Will you quote only the lines starting at the one that contains "Give me a plain-text" and ending with the last line of the listing below, inclusive?
-- Begin Records for this task --
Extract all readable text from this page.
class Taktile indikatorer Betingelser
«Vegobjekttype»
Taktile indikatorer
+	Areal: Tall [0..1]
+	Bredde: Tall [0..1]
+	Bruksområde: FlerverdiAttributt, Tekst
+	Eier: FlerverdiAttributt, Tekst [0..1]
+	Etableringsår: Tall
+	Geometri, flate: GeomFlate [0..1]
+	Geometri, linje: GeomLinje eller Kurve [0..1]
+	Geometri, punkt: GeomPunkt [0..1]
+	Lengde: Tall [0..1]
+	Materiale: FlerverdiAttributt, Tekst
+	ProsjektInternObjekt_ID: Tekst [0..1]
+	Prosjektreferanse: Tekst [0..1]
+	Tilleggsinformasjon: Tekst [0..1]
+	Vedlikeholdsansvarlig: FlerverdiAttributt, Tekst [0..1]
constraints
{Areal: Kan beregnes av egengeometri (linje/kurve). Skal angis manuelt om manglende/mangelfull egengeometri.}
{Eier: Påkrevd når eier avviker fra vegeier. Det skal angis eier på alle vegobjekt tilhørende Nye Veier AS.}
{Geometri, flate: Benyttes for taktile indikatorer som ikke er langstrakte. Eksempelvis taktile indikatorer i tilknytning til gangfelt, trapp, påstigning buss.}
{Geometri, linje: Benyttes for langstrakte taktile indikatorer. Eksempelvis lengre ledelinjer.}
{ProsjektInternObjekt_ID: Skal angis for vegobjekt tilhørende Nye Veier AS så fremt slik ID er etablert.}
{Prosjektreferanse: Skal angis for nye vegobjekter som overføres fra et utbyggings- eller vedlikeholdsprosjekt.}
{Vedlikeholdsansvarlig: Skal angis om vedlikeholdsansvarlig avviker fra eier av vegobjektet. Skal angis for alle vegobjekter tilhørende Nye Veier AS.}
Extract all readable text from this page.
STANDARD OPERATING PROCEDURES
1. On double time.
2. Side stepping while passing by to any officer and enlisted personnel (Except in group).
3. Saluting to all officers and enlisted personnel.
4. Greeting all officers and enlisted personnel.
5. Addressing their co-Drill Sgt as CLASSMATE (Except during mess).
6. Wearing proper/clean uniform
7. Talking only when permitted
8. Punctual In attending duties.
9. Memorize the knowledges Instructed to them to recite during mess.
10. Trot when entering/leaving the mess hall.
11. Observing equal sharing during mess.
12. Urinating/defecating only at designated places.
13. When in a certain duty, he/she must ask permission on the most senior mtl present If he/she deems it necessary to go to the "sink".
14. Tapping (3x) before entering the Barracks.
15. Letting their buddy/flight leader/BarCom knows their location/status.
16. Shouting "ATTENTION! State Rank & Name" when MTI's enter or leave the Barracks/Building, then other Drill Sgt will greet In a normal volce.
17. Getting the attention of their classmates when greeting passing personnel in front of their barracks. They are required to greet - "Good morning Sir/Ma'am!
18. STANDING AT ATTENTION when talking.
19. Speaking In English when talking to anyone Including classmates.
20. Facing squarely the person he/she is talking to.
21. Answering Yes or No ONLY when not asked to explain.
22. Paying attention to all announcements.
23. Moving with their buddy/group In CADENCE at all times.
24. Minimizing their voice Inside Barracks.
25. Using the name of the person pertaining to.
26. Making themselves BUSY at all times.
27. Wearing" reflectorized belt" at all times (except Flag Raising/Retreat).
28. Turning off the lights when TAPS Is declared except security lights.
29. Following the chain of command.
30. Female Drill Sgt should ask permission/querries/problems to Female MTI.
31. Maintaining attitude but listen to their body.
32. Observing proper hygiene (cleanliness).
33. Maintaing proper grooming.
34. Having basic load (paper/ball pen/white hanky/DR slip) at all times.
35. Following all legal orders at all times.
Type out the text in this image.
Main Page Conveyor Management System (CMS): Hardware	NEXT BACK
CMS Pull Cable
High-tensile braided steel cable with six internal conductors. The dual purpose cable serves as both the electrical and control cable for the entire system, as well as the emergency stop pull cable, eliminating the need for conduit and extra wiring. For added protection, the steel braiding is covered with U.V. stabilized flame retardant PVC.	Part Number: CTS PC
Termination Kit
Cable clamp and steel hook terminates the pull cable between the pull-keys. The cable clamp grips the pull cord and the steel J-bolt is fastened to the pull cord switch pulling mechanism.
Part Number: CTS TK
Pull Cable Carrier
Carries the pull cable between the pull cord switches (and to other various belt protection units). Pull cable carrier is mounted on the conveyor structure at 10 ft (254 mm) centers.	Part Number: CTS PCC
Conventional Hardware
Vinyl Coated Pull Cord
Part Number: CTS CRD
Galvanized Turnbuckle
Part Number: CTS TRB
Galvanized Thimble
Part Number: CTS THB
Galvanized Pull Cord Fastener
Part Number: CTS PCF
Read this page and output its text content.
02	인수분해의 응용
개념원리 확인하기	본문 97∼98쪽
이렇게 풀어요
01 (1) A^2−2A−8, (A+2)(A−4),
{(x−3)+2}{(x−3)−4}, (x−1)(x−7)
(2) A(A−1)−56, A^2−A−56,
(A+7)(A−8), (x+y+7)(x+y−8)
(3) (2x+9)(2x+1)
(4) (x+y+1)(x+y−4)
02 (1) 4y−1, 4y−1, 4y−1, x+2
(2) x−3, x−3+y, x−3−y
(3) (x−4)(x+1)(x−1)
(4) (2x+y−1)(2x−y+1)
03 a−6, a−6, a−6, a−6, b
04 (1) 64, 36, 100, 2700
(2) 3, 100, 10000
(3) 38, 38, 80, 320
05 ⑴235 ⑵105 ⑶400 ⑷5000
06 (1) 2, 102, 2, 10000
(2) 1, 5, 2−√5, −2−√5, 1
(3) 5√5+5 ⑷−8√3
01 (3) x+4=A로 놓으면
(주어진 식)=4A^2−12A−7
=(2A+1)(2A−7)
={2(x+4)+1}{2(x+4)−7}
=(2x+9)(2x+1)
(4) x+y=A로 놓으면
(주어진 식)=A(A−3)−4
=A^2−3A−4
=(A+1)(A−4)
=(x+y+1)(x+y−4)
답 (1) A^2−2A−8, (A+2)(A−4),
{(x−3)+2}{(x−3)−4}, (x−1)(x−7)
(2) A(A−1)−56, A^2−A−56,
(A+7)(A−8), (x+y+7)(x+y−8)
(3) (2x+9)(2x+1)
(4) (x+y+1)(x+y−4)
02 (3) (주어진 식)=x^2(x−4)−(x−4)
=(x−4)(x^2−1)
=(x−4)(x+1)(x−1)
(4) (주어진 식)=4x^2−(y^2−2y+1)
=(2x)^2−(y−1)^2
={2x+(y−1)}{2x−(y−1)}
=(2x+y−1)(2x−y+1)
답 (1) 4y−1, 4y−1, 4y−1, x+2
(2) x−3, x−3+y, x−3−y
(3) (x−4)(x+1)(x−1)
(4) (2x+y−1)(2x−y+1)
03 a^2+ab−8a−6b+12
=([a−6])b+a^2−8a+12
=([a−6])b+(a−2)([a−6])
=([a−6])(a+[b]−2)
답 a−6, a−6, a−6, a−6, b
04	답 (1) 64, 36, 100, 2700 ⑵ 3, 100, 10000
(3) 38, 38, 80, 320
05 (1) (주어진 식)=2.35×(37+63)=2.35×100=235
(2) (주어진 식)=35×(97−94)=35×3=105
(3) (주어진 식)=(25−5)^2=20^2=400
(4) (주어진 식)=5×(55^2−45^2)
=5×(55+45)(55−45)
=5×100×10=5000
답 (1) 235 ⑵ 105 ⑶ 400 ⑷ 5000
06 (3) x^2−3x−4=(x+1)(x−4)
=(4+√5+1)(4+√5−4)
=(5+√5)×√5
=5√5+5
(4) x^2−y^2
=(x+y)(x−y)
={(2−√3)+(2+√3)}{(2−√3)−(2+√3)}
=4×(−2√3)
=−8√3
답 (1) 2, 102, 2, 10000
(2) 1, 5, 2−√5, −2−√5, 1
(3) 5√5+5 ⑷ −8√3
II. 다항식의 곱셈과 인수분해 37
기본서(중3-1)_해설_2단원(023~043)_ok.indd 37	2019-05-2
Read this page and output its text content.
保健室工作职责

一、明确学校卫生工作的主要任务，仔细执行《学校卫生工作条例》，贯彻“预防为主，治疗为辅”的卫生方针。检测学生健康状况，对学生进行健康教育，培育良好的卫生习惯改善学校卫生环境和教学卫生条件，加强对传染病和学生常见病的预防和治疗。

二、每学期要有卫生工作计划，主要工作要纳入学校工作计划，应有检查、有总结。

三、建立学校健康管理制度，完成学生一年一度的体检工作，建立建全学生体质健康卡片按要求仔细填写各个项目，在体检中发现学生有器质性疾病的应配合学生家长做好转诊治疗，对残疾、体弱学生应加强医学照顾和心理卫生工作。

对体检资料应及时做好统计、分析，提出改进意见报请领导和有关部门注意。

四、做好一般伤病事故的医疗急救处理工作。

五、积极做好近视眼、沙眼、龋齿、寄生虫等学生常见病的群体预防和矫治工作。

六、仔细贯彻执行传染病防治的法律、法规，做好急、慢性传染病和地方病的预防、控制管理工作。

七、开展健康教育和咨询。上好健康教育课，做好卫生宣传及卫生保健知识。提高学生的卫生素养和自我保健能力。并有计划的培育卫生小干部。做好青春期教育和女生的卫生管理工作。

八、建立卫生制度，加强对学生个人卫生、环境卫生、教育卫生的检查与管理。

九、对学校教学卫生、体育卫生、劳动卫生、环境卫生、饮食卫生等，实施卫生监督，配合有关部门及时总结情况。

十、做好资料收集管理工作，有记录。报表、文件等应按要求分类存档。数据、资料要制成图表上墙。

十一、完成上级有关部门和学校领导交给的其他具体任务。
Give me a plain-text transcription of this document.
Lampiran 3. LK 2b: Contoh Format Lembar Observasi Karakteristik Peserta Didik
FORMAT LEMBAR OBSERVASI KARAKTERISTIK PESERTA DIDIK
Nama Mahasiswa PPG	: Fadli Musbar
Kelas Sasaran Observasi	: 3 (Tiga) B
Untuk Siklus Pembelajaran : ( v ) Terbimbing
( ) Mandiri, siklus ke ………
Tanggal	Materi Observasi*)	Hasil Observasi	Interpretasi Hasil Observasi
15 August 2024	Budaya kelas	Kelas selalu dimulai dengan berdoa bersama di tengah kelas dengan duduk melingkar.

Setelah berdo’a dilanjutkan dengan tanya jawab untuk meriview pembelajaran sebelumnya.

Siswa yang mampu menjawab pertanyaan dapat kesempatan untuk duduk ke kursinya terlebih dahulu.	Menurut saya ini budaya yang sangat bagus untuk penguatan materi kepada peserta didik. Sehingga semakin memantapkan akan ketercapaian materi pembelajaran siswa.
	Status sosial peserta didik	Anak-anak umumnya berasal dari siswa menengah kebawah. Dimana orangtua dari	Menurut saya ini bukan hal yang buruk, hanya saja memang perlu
-- End Records for this task --
» **Response to this exercise**:
Give me a plain-text transcription of this document.
Lampiran 3. LK 2b: Contoh Format Lembar Observasi Karakteristik Peserta Didik
FORMAT LEMBAR OBSERVASI KARAKTERISTIK PESERTA DIDIK
Nama Mahasiswa PPG	: Fadli Musbar
Kelas Sasaran Observasi	: 3 (Tiga) B
Untuk Siklus Pembelajaran : ( v ) Terbimbing
( ) Mandiri, siklus ke ………
Tanggal	Materi Observasi*)	Hasil Observasi	Interpretasi Hasil Observasi
15 August 2024	Budaya kelas	Kelas selalu dimulai dengan berdoa bersama di tengah kelas dengan duduk melingkar.

Setelah berdo’a dilanjutkan dengan tanya jawab untuk meriview pembelajaran sebelumnya.

Siswa yang mampu menjawab pertanyaan dapat kesempatan untuk duduk ke kursinya terlebih dahulu.	Menurut saya ini budaya yang sangat bagus untuk penguatan materi kepada peserta didik. Sehingga semakin memantapkan akan ketercapaian materi pembelajaran siswa.
	Status sosial peserta didik	Anak-anak umumnya berasal dari siswa menengah kebawah. Dimana orangtua dari	Menurut saya ini bukan hal yang buruk, hanya saja memang perlu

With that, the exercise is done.